Would you repeat the listing exactly but omit every picture?
-- Start Provided data --
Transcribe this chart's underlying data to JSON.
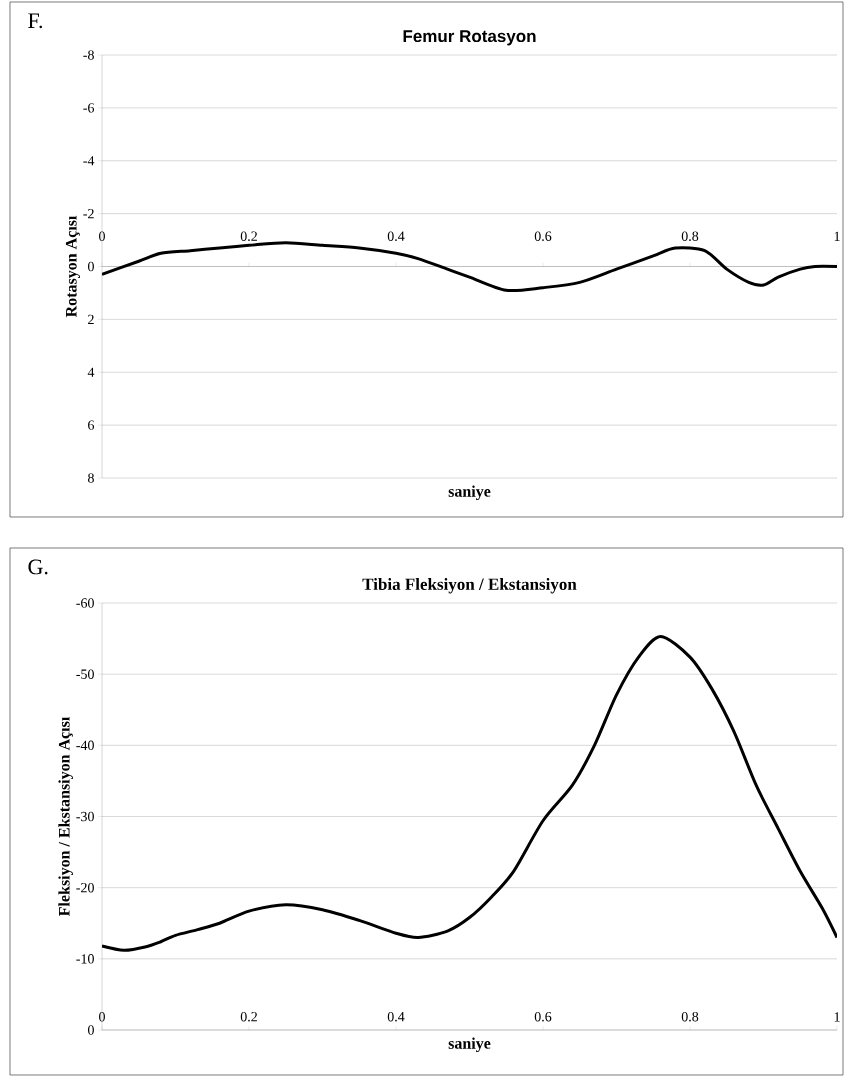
{
  "chart_data": [
    {
      "type": "line",
      "title": "Femur Rotasyon",
      "xlabel": "saniye",
      "ylabel": "Rotasyon Açısı",
      "annotations": [
        "F."
      ],
      "x": [
        0,
        0.05,
        0.08,
        0.12,
        0.16,
        0.2,
        0.25,
        0.3,
        0.35,
        0.4,
        0.43,
        0.47,
        0.5,
        0.55,
        0.6,
        0.65,
        0.7,
        0.75,
        0.78,
        0.82,
        0.85,
        0.88,
        0.9,
        0.92,
        0.95,
        0.97,
        1
      ],
      "series": [
        {
          "color": "#000000",
          "values": [
            0.3,
            -0.2,
            -0.5,
            -0.6,
            -0.7,
            -0.8,
            -0.9,
            -0.8,
            -0.7,
            -0.5,
            -0.3,
            0.1,
            0.4,
            0.9,
            0.8,
            0.6,
            0.1,
            -0.4,
            -0.7,
            -0.6,
            0.1,
            0.6,
            0.7,
            0.4,
            0.1,
            0.0,
            0.0
          ]
        }
      ],
      "xlim": [
        0,
        1
      ],
      "ylim": [
        8,
        -8
      ],
      "xticks": [
        0,
        0.2,
        0.4,
        0.6,
        0.8,
        1
      ],
      "yticks": [
        -8,
        -6,
        -4,
        -2,
        0,
        2,
        4,
        6,
        8
      ],
      "grid": "y",
      "line_style": "solid",
      "marker": "none"
    },
    {
      "type": "line",
      "title": "Tibia Fleksiyon / Ekstansiyon",
      "xlabel": "saniye",
      "ylabel": "Fleksiyon / Ekstansiyon Açısı",
      "annotations": [
        "G."
      ],
      "x": [
        0,
        0.03,
        0.06,
        0.08,
        0.1,
        0.13,
        0.16,
        0.2,
        0.25,
        0.3,
        0.35,
        0.4,
        0.43,
        0.47,
        0.5,
        0.53,
        0.56,
        0.6,
        0.64,
        0.67,
        0.7,
        0.73,
        0.76,
        0.8,
        0.83,
        0.86,
        0.89,
        0.92,
        0.95,
        0.98,
        1
      ],
      "series": [
        {
          "color": "#000000",
          "values": [
            -11.8,
            -11.2,
            -11.7,
            -12.4,
            -13.3,
            -14.1,
            -15,
            -16.7,
            -17.6,
            -16.9,
            -15.4,
            -13.6,
            -13,
            -13.9,
            -15.8,
            -18.7,
            -22.3,
            -29.4,
            -34.4,
            -40,
            -47.1,
            -52.4,
            -55.3,
            -52.4,
            -47.9,
            -41.9,
            -34.4,
            -28.3,
            -22.3,
            -17.1,
            -13
          ]
        }
      ],
      "xlim": [
        0,
        1
      ],
      "ylim": [
        0,
        -60
      ],
      "xticks": [
        0,
        0.2,
        0.4,
        0.6,
        0.8,
        1
      ],
      "yticks": [
        -60,
        -50,
        -40,
        -30,
        -20,
        -10,
        0
      ],
      "grid": "y",
      "line_style": "solid",
      "marker": "none"
    }
  ]
}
-- End Provided data --
Expected answer —
Transcribe this chart's underlying data to JSON.
{
  "chart_data": [
    {
      "type": "line",
      "title": "Femur Rotasyon",
      "xlabel": "saniye",
      "ylabel": "Rotasyon Açısı",
      "annotations": [
        "F."
      ],
      "x": [
        0,
        0.05,
        0.08,
        0.12,
        0.16,
        0.2,
        0.25,
        0.3,
        0.35,
        0.4,
        0.43,
        0.47,
        0.5,
        0.55,
        0.6,
        0.65,
        0.7,
        0.75,
        0.78,
        0.82,
        0.85,
        0.88,
        0.9,
        0.92,
        0.95,
        0.97,
        1
      ],
      "series": [
        {
          "color": "#000000",
          "values": [
            0.3,
            -0.2,
            -0.5,
            -0.6,
            -0.7,
            -0.8,
            -0.9,
            -0.8,
            -0.7,
            -0.5,
            -0.3,
            0.1,
            0.4,
            0.9,
            0.8,
            0.6,
            0.1,
            -0.4,
            -0.7,
            -0.6,
            0.1,
            0.6,
            0.7,
            0.4,
            0.1,
            0.0,
            0.0
          ]
        }
      ],
      "xlim": [
        0,
        1
      ],
      "ylim": [
        8,
        -8
      ],
      "xticks": [
        0,
        0.2,
        0.4,
        0.6,
        0.8,
        1
      ],
      "yticks": [
        -8,
        -6,
        -4,
        -2,
        0,
        2,
        4,
        6,
        8
      ],
      "grid": "y",
      "line_style": "solid",
      "marker": "none"
    },
    {
      "type": "line",
      "title": "Tibia Fleksiyon / Ekstansiyon",
      "xlabel": "saniye",
      "ylabel": "Fleksiyon / Ekstansiyon Açısı",
      "annotations": [
        "G."
      ],
      "x": [
        0,
        0.03,
        0.06,
        0.08,
        0.1,
        0.13,
        0.16,
        0.2,
        0.25,
        0.3,
        0.35,
        0.4,
        0.43,
        0.47,
        0.5,
        0.53,
        0.56,
        0.6,
        0.64,
        0.67,
        0.7,
        0.73,
        0.76,
        0.8,
        0.83,
        0.86,
        0.89,
        0.92,
        0.95,
        0.98,
        1
      ],
      "series": [
        {
          "color": "#000000",
          "values": [
            -11.8,
            -11.2,
            -11.7,
            -12.4,
            -13.3,
            -14.1,
            -15,
            -16.7,
            -17.6,
            -16.9,
            -15.4,
            -13.6,
            -13,
            -13.9,
            -15.8,
            -18.7,
            -22.3,
            -29.4,
            -34.4,
            -40,
            -47.1,
            -52.4,
            -55.3,
            -52.4,
            -47.9,
            -41.9,
            -34.4,
            -28.3,
            -22.3,
            -17.1,
            -13
          ]
        }
      ],
      "xlim": [
        0,
        1
      ],
      "ylim": [
        0,
        -60
      ],
      "xticks": [
        0,
        0.2,
        0.4,
        0.6,
        0.8,
        1
      ],
      "yticks": [
        -60,
        -50,
        -40,
        -30,
        -20,
        -10,
        0
      ],
      "grid": "y",
      "line_style": "solid",
      "marker": "none"
    }
  ]
}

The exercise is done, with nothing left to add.